**Goal:** Go through the listing and return every line with "Kwiecień" in it.

(A run of records)
>> begin
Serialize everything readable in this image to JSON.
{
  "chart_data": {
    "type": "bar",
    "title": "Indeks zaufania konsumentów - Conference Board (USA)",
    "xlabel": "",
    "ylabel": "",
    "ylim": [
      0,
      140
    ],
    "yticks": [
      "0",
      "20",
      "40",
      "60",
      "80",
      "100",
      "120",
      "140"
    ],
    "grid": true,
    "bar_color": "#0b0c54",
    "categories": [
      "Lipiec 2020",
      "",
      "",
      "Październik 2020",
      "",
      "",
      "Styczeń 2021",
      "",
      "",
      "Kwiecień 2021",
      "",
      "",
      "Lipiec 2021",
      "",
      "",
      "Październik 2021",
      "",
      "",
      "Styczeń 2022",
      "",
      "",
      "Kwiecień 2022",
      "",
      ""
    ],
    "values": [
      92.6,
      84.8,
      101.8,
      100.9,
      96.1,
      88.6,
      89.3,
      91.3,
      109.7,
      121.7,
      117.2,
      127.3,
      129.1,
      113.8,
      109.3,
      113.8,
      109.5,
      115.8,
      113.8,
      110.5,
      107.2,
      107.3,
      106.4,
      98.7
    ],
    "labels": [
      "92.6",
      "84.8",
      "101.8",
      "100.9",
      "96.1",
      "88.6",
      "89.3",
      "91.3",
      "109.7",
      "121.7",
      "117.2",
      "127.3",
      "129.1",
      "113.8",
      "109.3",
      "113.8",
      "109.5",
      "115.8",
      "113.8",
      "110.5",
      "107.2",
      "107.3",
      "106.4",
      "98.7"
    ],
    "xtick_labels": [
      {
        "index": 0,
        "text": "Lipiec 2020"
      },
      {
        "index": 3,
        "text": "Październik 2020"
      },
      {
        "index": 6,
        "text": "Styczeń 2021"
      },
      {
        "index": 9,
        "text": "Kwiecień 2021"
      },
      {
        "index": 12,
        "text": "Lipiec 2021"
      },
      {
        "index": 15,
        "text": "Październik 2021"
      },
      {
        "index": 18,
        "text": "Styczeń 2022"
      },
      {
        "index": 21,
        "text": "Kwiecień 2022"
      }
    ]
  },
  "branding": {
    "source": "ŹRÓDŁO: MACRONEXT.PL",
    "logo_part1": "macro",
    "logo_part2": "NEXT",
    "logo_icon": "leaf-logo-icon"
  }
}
>> end
**Task answer:**
      "Kwiecień 2021",
      "Kwiecień 2022",
        "text": "Kwiecień 2021"
        "text": "Kwiecień 2022"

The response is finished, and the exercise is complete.